EXERCISE DIRECTIONS:
Gather each line in the entries that includes the string "emoji".

RAW DATA:
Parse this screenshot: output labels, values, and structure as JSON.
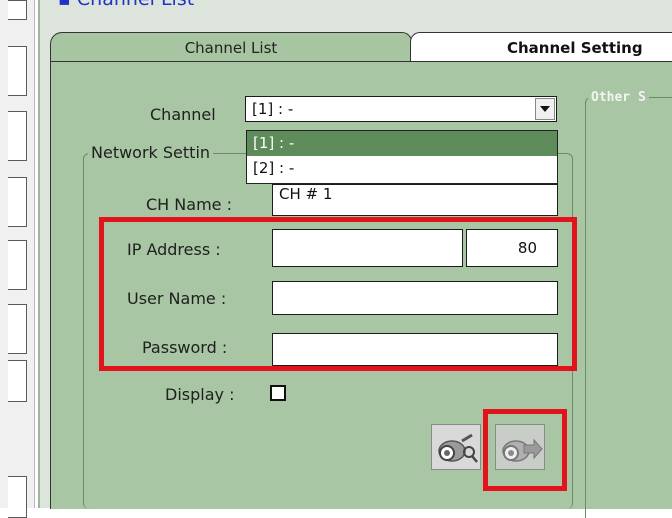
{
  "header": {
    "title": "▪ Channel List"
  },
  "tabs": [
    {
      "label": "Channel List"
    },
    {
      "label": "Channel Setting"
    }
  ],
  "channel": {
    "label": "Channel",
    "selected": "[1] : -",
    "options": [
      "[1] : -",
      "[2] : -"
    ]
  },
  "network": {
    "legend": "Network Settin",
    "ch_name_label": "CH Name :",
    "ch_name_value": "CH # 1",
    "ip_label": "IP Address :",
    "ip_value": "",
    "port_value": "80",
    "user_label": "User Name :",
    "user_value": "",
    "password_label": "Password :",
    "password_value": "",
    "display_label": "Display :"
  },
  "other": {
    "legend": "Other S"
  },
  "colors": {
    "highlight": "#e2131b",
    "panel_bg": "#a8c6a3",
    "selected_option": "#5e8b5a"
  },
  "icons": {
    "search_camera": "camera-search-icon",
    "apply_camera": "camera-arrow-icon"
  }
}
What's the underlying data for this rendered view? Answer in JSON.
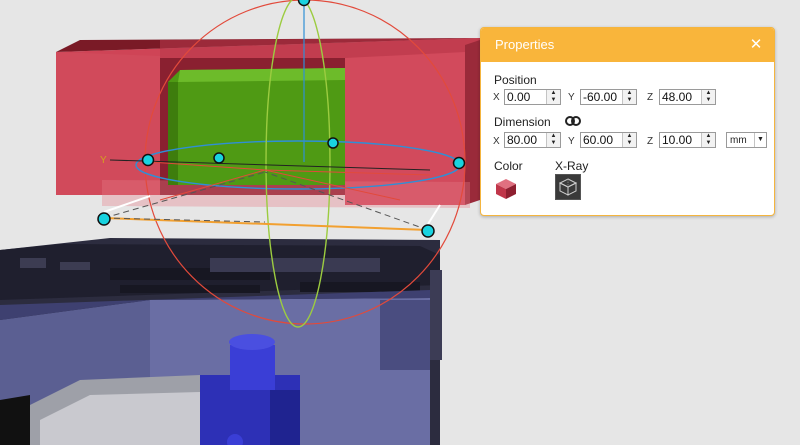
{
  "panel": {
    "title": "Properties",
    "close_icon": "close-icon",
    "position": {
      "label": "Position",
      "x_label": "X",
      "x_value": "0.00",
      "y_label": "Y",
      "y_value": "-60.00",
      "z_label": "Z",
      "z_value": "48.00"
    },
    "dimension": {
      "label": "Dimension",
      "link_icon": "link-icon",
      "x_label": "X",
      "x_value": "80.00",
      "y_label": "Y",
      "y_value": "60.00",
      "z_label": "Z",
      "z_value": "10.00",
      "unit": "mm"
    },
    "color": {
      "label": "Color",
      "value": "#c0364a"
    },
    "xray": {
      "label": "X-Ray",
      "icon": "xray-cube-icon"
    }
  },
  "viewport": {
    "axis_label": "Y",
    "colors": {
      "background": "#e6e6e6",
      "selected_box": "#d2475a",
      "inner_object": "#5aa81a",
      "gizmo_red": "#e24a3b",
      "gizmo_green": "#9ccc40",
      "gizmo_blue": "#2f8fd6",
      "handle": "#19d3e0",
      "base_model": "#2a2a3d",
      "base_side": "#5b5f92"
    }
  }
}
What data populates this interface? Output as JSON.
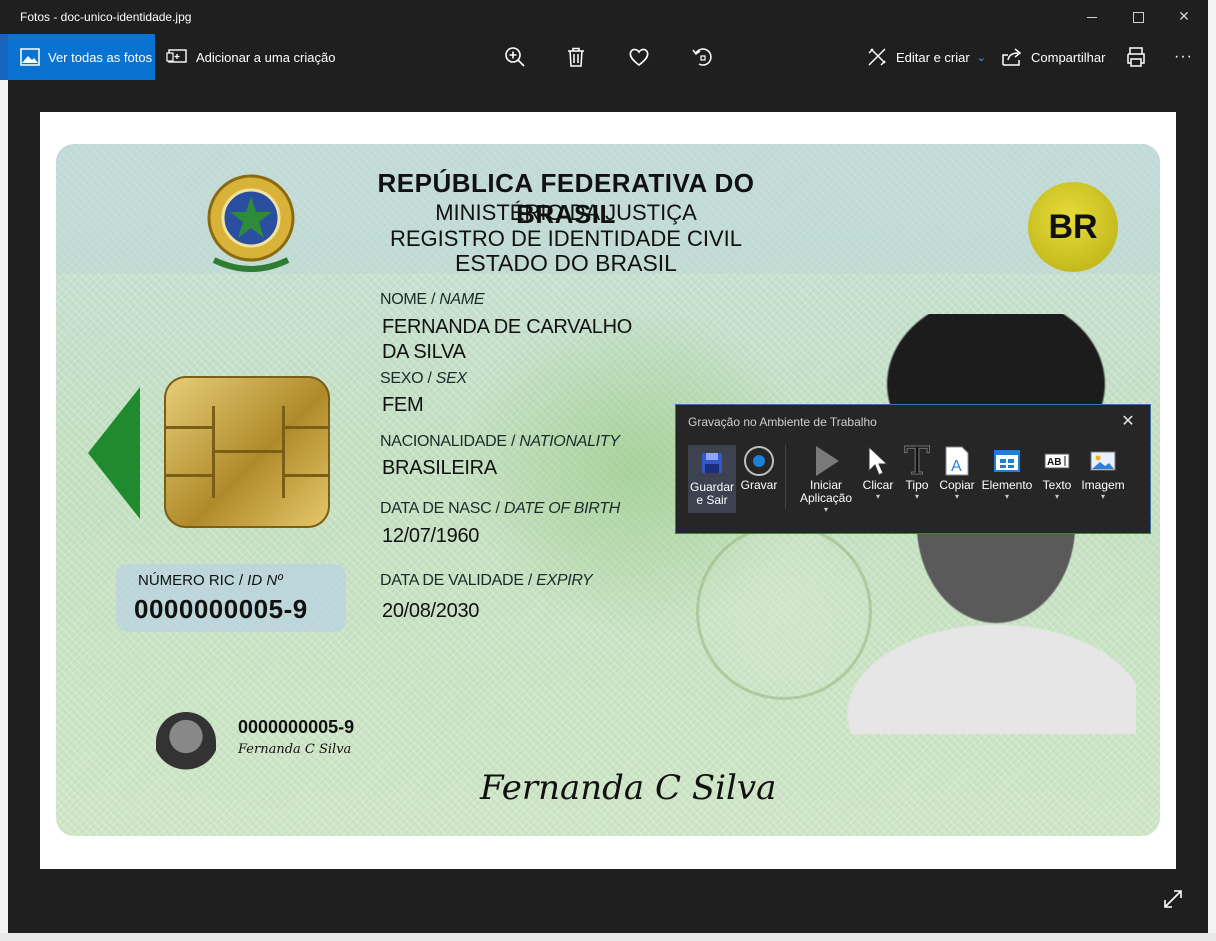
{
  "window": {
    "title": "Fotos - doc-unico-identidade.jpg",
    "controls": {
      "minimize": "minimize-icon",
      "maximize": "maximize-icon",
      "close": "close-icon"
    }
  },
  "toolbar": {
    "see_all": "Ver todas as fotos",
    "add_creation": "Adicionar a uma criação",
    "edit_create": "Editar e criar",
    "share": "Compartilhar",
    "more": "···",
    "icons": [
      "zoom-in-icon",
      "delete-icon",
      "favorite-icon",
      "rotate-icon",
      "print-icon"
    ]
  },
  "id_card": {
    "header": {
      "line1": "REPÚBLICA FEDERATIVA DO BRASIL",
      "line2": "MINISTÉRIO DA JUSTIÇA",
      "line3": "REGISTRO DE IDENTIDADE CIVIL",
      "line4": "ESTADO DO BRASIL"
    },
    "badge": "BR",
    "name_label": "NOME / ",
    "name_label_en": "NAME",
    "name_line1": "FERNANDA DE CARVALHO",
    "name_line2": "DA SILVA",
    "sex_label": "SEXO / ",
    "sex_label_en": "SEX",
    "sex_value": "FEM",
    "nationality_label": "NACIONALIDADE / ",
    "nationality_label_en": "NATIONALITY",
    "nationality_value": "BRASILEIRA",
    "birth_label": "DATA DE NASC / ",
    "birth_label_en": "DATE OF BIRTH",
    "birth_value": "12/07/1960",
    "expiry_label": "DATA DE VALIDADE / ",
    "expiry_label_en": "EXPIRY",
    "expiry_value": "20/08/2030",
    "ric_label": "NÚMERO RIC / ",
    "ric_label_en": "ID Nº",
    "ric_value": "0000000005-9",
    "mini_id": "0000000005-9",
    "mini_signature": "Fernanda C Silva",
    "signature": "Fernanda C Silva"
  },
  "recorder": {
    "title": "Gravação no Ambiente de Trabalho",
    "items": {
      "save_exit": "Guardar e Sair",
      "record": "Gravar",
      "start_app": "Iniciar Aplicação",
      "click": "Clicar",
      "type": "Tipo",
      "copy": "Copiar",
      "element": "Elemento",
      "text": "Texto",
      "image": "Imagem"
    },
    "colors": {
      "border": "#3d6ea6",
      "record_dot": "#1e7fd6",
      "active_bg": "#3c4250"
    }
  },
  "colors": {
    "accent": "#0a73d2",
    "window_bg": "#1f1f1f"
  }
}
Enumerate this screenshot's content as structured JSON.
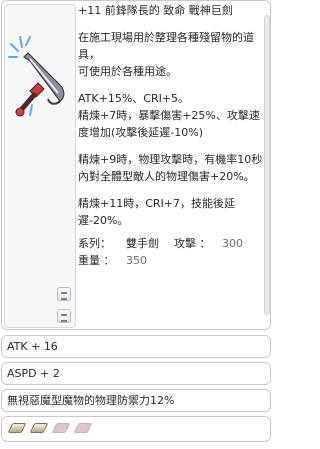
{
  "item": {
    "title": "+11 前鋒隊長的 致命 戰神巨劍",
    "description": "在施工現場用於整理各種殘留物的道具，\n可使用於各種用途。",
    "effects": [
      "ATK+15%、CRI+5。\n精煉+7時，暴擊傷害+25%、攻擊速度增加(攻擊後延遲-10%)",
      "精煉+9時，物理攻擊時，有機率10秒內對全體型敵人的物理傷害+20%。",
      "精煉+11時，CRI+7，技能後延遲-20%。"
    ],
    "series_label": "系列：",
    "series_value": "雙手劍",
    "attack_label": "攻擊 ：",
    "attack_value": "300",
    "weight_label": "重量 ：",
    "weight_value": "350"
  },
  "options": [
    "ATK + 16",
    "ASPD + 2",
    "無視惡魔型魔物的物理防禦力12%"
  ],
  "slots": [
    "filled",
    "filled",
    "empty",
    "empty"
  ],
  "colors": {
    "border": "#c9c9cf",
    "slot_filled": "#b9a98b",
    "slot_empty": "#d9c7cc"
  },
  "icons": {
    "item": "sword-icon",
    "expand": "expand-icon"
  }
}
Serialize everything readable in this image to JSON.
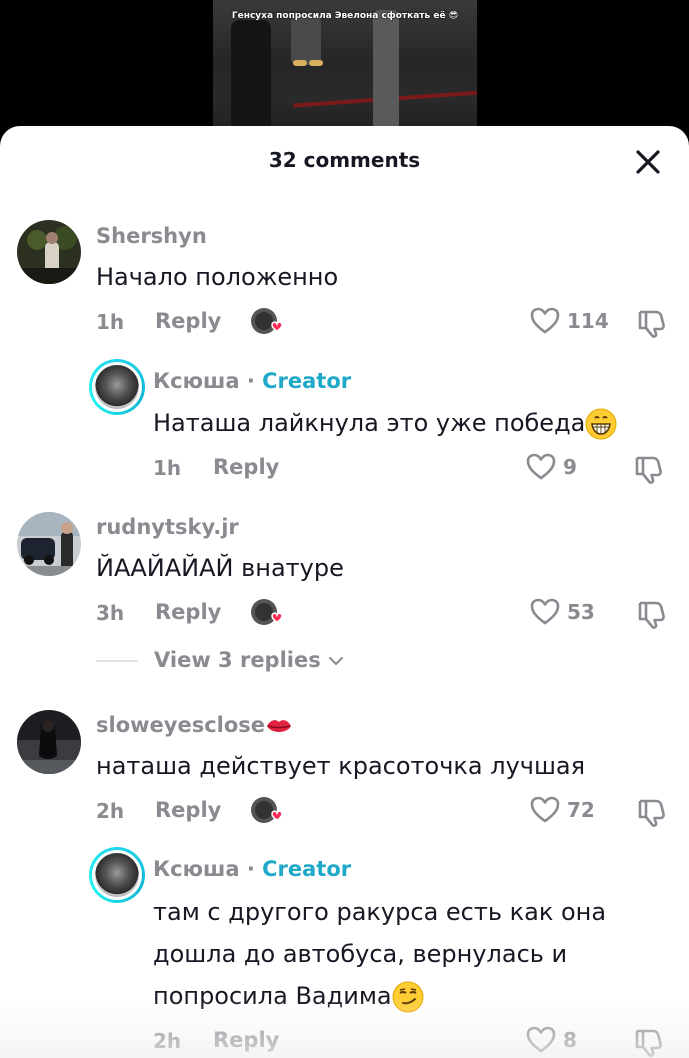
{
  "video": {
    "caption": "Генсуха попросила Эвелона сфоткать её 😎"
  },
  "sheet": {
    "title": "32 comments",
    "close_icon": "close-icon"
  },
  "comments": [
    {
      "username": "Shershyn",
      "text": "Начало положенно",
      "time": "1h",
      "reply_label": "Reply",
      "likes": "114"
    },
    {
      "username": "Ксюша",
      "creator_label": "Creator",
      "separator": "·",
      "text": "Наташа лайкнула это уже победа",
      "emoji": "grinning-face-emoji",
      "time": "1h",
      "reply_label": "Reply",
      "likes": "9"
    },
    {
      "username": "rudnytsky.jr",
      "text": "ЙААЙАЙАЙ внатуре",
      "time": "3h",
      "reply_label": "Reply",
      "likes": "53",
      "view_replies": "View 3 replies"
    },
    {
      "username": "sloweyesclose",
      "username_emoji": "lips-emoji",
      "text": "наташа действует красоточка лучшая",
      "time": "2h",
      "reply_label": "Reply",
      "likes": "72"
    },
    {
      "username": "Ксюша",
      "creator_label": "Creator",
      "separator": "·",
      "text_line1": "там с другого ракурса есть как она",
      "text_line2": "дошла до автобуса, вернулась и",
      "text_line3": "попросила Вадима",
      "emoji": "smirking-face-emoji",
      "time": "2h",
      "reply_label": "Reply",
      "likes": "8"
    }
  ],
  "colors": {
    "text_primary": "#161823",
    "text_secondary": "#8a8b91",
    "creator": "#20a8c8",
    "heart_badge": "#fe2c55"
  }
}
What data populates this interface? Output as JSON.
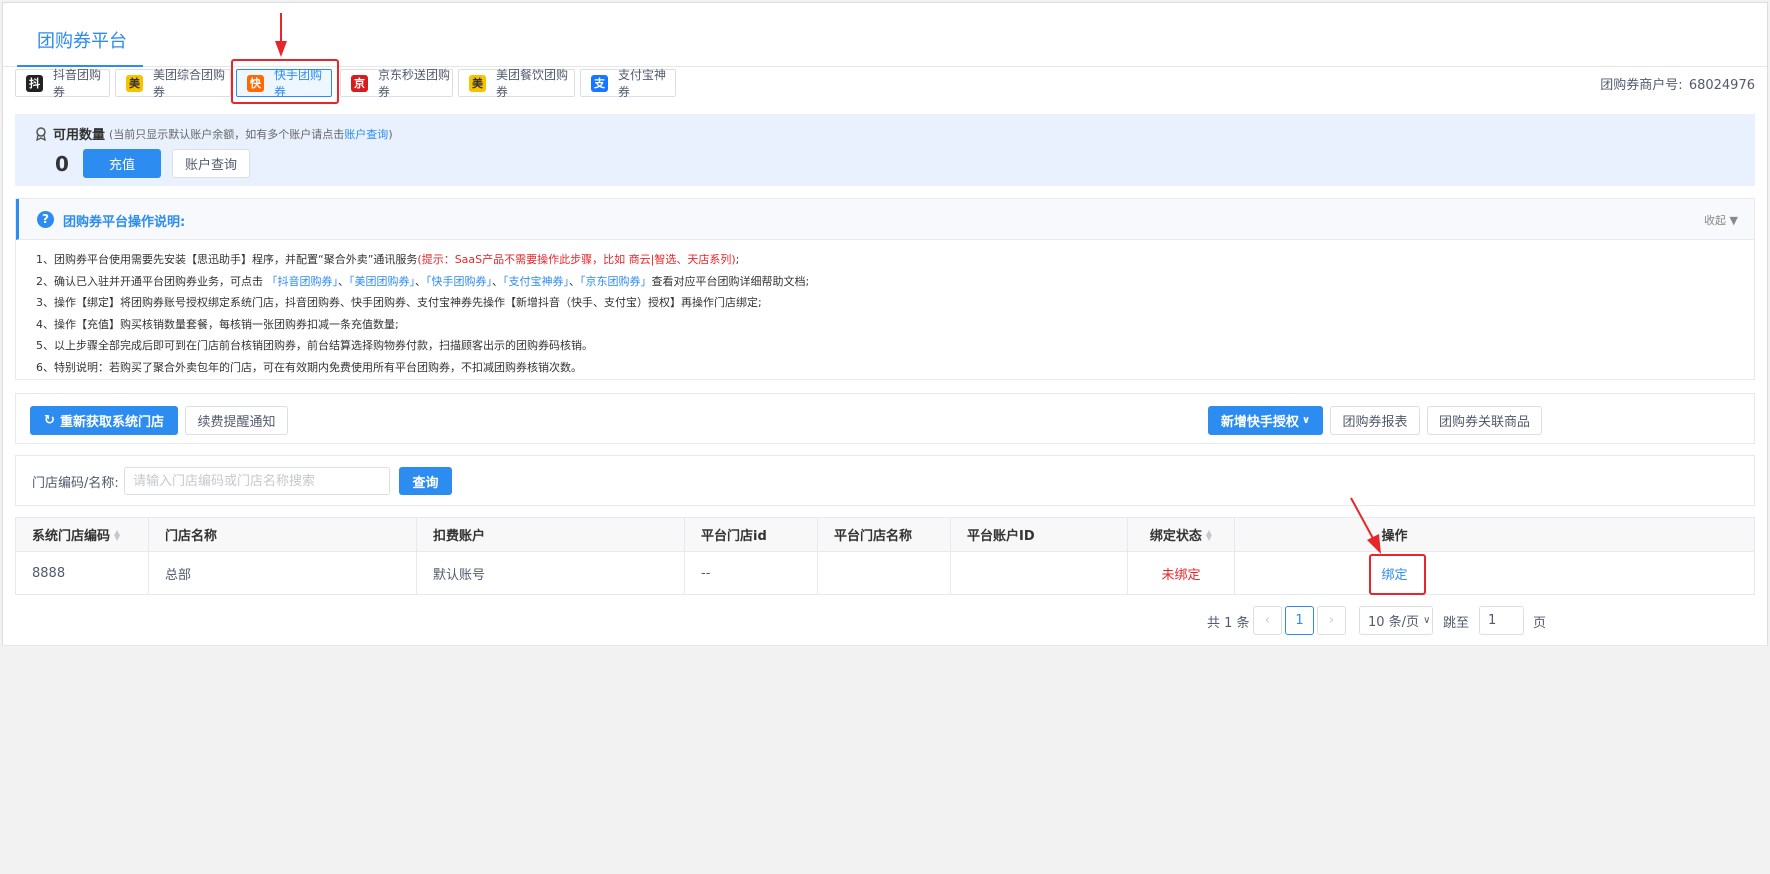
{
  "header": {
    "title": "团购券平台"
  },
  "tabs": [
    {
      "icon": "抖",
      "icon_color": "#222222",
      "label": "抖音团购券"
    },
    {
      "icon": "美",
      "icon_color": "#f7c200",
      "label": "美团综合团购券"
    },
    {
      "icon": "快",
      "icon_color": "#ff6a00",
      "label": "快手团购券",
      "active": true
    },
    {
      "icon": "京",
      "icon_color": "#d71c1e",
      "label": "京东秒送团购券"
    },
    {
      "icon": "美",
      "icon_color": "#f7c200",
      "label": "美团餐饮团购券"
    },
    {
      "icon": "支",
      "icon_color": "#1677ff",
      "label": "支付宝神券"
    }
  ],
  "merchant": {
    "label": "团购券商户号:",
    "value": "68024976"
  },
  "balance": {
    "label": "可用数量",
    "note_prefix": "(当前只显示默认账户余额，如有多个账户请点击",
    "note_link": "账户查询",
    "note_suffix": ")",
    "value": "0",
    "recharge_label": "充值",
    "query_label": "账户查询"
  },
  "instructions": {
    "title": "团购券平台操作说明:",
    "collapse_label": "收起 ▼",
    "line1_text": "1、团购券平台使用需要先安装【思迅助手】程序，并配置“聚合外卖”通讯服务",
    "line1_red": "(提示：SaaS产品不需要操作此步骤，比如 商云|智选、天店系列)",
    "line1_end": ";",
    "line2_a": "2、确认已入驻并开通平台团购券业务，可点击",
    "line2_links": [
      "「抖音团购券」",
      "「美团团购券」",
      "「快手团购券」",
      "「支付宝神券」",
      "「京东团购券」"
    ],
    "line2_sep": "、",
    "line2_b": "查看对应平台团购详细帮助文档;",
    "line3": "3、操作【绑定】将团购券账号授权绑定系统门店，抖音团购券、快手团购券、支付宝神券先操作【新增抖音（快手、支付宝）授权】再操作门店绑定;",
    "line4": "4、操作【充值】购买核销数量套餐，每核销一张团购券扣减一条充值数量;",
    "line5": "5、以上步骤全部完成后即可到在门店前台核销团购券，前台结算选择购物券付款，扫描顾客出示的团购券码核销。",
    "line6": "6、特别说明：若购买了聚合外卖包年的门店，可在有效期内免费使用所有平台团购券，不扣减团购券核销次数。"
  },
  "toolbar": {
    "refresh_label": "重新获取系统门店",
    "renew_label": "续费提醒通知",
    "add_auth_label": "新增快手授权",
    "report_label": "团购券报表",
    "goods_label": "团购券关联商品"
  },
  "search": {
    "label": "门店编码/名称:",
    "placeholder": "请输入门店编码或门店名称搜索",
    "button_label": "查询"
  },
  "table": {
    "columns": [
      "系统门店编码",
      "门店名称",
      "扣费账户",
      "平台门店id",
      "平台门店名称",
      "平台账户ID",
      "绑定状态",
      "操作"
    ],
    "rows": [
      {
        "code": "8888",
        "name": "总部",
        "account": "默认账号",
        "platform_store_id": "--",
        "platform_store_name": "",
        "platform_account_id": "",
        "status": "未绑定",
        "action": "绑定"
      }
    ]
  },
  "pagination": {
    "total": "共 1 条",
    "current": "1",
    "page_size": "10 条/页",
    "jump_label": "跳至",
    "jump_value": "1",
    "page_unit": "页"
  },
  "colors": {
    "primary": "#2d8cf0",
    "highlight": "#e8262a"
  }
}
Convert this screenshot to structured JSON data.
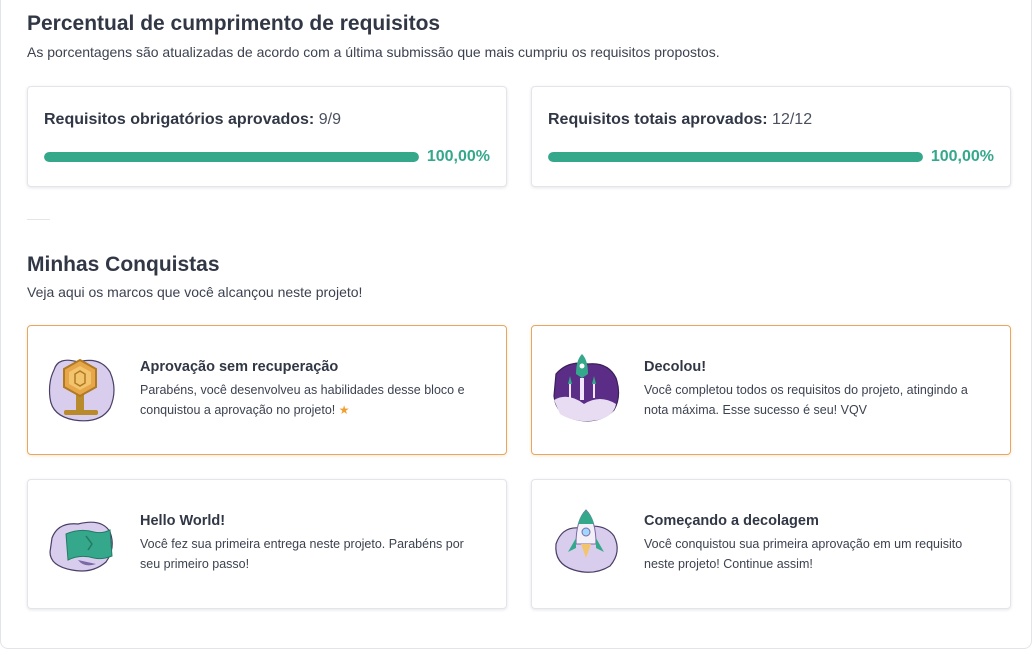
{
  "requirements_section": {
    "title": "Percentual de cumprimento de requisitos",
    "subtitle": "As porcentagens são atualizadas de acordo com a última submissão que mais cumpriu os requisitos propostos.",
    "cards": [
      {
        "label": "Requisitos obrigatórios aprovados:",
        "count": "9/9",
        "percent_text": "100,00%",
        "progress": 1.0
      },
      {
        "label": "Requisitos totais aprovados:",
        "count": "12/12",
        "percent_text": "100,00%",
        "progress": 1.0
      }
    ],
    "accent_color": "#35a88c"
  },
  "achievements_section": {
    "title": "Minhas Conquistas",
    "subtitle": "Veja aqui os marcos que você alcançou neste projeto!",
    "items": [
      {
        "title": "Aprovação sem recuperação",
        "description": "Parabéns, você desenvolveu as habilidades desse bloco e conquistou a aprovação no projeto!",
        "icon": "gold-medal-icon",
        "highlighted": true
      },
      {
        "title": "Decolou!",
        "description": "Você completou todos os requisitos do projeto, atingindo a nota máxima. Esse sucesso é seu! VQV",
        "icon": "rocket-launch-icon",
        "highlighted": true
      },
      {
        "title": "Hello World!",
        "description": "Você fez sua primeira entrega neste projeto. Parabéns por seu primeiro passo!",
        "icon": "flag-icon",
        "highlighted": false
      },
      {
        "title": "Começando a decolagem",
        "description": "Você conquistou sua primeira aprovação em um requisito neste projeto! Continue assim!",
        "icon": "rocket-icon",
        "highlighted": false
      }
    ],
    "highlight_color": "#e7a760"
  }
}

WRITTEN REPLY:
      "emoji": "grinning-face-emoji",
      "username_emoji": "lips-emoji",
      "emoji": "smirking-face-emoji",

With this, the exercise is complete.